Job: Turn the records into a Markdown table with the columns No. and Entry, starting at the first line and stopping after the line that contains "menu-stroke[interactable]: Stroke —". Number each line and skip any blank ones.

Given records:
====================

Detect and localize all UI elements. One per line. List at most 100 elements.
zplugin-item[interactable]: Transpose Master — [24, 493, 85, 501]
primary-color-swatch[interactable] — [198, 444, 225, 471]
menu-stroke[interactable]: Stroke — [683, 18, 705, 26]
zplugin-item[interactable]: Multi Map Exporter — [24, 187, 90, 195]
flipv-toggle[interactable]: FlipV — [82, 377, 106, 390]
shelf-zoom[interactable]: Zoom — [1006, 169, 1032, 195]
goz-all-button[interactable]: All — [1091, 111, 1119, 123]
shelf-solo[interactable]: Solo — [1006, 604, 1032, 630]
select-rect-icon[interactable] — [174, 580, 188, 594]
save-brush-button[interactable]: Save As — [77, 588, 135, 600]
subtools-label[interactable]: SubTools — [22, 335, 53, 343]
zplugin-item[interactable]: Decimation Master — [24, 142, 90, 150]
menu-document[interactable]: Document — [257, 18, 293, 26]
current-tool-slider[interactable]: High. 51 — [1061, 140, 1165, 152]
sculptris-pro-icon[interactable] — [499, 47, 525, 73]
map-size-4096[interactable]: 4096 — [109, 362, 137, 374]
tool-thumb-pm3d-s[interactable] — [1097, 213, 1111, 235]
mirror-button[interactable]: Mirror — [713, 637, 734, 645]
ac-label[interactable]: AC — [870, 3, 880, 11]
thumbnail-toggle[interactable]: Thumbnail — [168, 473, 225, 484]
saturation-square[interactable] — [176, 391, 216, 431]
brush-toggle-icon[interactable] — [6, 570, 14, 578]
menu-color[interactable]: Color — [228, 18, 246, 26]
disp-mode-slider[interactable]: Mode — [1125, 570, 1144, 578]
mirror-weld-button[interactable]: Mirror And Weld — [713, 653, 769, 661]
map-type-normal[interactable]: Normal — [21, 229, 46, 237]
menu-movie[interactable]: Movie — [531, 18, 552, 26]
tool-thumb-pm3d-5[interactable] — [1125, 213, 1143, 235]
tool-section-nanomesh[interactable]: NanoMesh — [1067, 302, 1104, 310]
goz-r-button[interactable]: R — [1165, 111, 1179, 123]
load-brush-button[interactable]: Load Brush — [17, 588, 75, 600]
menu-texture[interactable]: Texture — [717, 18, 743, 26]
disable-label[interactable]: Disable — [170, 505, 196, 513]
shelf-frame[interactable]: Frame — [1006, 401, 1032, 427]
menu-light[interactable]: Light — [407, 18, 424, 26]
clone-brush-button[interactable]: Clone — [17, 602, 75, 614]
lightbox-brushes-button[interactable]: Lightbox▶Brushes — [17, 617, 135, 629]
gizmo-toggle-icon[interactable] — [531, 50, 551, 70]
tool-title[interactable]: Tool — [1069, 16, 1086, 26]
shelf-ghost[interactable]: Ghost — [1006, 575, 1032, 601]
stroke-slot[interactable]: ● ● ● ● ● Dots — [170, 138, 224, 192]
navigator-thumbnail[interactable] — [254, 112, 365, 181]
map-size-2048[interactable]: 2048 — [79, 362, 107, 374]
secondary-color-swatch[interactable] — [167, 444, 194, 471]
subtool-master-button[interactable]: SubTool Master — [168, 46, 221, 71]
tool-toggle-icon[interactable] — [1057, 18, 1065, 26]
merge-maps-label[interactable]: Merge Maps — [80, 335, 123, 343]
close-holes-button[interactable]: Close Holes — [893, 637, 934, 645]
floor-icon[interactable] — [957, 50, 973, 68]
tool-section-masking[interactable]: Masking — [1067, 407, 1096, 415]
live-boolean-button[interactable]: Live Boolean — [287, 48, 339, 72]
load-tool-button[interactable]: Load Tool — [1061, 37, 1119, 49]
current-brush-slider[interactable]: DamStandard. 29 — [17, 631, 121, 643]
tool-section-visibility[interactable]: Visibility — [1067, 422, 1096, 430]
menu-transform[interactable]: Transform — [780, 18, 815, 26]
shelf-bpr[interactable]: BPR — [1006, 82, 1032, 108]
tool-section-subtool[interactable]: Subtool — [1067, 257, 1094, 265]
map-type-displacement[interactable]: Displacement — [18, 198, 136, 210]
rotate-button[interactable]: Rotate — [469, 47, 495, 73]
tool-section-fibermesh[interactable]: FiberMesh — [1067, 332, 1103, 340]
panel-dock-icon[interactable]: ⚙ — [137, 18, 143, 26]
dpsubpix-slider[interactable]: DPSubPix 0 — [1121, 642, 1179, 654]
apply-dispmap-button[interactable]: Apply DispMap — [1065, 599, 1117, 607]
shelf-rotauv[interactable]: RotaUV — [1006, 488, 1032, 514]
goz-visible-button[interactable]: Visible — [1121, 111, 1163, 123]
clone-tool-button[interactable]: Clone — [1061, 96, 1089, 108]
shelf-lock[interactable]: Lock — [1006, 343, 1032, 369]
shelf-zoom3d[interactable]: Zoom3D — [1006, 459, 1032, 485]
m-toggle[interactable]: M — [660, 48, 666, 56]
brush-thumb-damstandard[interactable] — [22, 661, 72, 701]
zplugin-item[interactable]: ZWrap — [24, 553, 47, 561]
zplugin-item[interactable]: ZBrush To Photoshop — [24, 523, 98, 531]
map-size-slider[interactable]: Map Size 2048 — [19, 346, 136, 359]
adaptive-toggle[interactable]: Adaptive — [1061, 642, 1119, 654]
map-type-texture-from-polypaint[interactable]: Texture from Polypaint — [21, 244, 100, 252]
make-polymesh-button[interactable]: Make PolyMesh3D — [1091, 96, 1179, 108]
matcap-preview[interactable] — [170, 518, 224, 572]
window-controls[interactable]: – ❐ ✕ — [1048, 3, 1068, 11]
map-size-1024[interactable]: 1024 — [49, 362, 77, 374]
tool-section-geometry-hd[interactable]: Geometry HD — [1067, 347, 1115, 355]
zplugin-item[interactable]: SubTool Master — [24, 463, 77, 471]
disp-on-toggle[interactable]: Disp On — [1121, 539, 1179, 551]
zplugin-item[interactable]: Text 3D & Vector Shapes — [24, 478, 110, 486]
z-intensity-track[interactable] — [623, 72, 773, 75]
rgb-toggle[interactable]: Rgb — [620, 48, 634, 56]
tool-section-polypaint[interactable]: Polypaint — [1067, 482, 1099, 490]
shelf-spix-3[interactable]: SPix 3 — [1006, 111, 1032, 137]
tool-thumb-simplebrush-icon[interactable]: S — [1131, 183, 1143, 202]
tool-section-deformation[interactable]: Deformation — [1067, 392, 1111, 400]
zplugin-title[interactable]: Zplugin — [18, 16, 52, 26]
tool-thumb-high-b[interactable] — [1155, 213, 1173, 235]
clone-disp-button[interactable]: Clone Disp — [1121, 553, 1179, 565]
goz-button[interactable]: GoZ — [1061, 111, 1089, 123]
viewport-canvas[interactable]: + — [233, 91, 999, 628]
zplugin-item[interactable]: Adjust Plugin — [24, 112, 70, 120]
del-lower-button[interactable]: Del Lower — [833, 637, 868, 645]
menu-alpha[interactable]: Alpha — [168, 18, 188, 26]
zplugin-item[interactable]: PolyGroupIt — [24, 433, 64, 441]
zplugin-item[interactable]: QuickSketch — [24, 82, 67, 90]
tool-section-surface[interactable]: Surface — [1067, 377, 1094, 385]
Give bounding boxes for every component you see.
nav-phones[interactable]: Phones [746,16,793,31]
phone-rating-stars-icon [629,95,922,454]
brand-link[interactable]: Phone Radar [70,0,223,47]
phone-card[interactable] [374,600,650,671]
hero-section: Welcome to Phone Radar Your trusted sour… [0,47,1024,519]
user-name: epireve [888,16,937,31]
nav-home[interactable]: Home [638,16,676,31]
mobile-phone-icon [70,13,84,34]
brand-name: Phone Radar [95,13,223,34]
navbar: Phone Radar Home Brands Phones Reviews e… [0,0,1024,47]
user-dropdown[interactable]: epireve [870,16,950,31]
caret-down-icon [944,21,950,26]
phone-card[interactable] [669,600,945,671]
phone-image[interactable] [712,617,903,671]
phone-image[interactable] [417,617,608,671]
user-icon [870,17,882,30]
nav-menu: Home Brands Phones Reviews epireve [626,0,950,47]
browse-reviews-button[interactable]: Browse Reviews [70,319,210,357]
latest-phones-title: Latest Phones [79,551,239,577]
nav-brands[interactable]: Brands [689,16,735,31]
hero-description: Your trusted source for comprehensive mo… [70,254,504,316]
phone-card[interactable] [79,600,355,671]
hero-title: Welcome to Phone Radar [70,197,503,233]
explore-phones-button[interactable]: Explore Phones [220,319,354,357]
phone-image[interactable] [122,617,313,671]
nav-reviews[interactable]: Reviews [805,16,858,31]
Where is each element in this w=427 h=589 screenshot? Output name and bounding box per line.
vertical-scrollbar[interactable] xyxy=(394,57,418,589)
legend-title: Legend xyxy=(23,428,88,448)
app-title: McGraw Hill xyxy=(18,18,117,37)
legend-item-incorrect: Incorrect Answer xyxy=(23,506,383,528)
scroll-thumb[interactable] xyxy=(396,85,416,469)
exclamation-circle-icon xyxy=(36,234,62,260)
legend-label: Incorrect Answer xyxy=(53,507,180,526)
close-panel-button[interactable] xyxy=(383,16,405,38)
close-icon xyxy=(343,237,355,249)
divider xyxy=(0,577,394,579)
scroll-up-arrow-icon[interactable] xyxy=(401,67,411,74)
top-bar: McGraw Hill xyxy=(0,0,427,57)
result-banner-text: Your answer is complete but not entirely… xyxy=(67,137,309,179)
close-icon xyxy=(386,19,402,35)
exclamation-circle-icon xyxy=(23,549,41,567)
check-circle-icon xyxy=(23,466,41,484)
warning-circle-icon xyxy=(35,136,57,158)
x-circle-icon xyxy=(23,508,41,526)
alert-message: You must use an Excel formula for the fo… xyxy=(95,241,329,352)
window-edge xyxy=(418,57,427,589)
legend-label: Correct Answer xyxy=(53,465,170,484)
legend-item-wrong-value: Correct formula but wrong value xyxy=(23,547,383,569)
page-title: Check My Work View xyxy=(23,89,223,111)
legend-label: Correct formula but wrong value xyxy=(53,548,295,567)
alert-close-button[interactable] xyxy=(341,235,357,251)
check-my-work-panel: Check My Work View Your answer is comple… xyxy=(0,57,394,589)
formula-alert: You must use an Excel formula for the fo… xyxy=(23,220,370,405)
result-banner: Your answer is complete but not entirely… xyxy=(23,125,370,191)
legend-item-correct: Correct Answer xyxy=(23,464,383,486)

====================

Response to this task:
| No. | Entry |
|---|---|
| 1 | Detect and localize all UI elements. One per line. List at most 100 elements. |
| 2 | zplugin-item[interactable]: Transpose Master — [24, 493, 85, 501] |
| 3 | primary-color-swatch[interactable] — [198, 444, 225, 471] |
| 4 | menu-stroke[interactable]: Stroke — [683, 18, 705, 26] |